> [PROBLEM STATEMENT]:
In the listing that follows, how many lines contain the string "Total"? Provide only the number.
———
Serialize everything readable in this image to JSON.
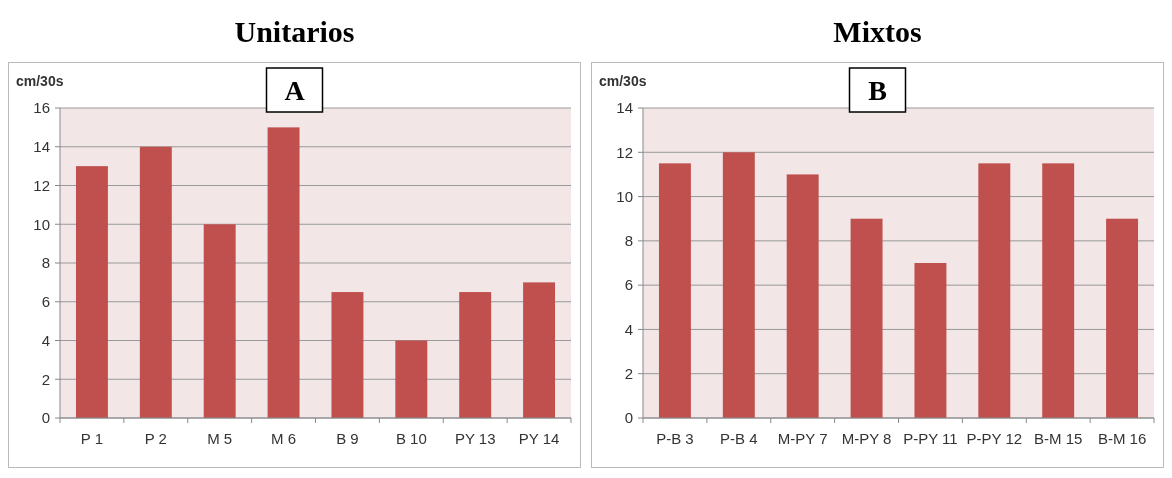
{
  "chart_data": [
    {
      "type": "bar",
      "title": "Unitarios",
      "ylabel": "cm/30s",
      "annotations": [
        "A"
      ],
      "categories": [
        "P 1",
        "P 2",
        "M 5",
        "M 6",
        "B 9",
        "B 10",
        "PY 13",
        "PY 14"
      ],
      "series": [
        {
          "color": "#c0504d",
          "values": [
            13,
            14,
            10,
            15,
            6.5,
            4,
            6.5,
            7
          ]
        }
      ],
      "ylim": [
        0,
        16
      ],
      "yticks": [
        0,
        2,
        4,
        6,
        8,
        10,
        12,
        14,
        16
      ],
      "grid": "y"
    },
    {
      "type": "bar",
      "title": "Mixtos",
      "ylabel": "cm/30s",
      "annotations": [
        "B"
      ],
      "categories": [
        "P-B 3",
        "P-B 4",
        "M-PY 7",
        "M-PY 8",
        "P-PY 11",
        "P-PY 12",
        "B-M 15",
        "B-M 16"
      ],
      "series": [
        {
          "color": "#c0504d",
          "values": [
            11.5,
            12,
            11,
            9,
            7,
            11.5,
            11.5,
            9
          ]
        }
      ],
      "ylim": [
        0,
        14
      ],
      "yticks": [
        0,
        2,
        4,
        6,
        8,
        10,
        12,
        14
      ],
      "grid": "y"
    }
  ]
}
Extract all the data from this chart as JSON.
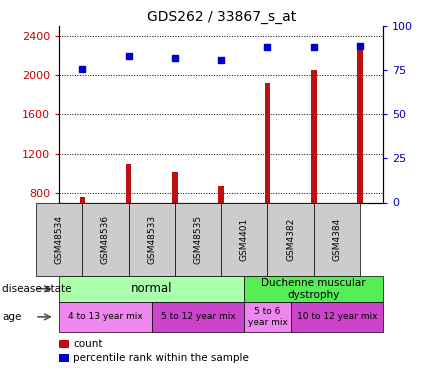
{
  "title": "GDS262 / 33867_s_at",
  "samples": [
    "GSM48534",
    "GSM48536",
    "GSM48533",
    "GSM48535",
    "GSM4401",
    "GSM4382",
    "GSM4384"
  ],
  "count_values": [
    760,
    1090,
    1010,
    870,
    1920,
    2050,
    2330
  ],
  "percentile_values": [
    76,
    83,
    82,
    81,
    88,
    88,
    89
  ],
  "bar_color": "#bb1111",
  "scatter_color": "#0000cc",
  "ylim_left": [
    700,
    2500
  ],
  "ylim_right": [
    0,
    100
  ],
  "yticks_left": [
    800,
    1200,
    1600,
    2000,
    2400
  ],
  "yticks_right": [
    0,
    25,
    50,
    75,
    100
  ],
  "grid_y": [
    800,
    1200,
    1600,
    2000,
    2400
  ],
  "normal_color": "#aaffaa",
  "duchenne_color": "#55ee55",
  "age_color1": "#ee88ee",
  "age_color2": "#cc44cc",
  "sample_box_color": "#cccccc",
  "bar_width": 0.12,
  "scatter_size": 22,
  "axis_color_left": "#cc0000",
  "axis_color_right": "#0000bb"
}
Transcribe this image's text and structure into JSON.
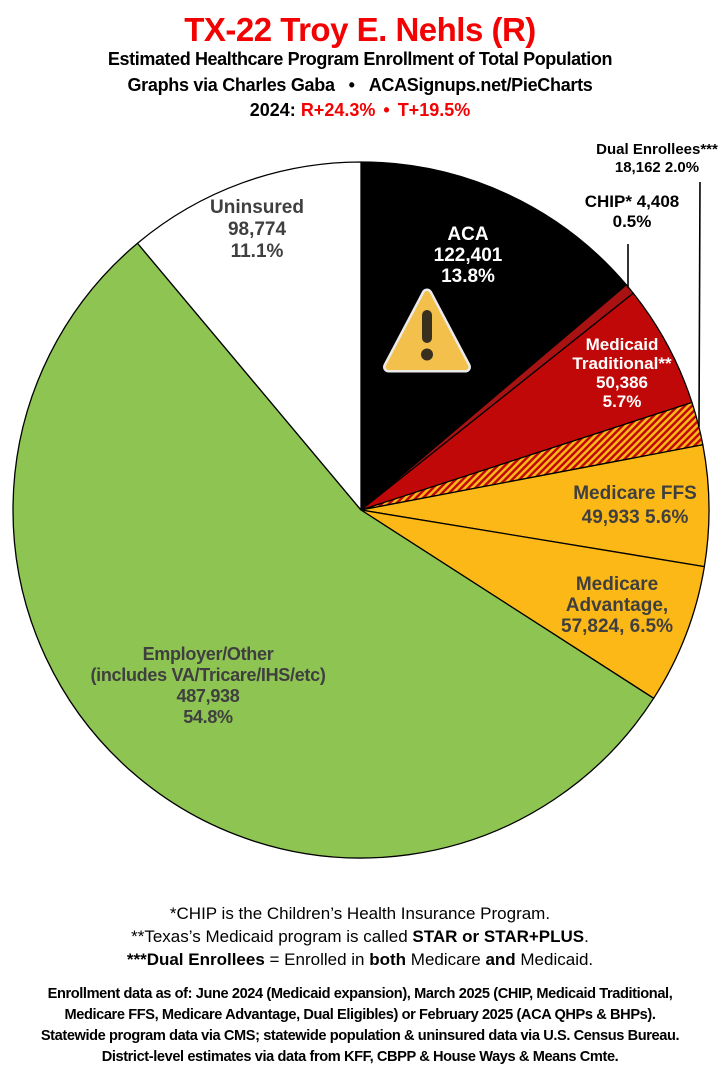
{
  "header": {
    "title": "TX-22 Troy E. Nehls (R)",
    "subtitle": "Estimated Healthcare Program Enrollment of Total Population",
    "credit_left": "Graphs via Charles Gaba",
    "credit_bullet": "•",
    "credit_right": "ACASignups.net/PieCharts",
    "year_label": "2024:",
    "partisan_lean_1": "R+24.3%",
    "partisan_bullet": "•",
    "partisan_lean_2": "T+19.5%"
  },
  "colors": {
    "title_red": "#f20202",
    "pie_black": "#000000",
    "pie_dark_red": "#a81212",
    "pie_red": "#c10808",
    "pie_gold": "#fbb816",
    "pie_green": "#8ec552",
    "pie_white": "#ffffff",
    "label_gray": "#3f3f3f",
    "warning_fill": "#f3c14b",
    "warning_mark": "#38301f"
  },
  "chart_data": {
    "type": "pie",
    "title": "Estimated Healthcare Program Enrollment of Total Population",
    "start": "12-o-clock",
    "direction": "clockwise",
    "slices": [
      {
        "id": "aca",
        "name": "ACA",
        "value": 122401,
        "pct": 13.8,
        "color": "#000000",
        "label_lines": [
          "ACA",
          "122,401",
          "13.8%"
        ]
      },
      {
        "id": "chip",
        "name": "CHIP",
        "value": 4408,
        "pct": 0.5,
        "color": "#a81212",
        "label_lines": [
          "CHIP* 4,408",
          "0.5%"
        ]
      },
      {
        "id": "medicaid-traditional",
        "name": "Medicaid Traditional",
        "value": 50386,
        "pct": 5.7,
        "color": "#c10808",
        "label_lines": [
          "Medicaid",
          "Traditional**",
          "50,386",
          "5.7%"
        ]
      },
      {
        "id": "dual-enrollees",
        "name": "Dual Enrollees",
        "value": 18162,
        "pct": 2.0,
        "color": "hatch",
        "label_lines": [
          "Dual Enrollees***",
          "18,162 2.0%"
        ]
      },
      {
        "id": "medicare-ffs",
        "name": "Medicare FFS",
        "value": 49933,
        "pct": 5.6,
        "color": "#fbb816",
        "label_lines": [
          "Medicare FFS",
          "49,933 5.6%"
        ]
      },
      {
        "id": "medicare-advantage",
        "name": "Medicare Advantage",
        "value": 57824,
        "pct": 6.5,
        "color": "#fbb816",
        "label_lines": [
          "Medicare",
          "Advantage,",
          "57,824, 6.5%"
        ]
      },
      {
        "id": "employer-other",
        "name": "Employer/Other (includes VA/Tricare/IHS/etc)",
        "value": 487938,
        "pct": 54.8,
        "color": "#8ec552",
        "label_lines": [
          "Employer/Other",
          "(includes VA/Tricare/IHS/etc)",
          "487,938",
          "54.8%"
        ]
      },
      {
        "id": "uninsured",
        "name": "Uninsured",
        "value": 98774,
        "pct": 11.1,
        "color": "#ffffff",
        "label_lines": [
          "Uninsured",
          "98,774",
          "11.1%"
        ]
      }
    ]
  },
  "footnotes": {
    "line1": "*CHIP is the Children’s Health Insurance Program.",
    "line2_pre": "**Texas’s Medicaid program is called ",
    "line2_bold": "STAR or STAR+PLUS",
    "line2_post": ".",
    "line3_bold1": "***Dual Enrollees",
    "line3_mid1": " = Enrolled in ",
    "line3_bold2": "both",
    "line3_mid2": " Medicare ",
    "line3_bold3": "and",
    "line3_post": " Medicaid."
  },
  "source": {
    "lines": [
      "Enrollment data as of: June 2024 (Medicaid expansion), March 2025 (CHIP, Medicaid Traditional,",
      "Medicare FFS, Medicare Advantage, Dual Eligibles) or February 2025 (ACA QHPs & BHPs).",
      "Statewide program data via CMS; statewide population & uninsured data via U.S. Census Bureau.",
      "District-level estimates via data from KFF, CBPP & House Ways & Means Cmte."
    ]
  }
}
———
> [ANSWER TO THE TASK]:
2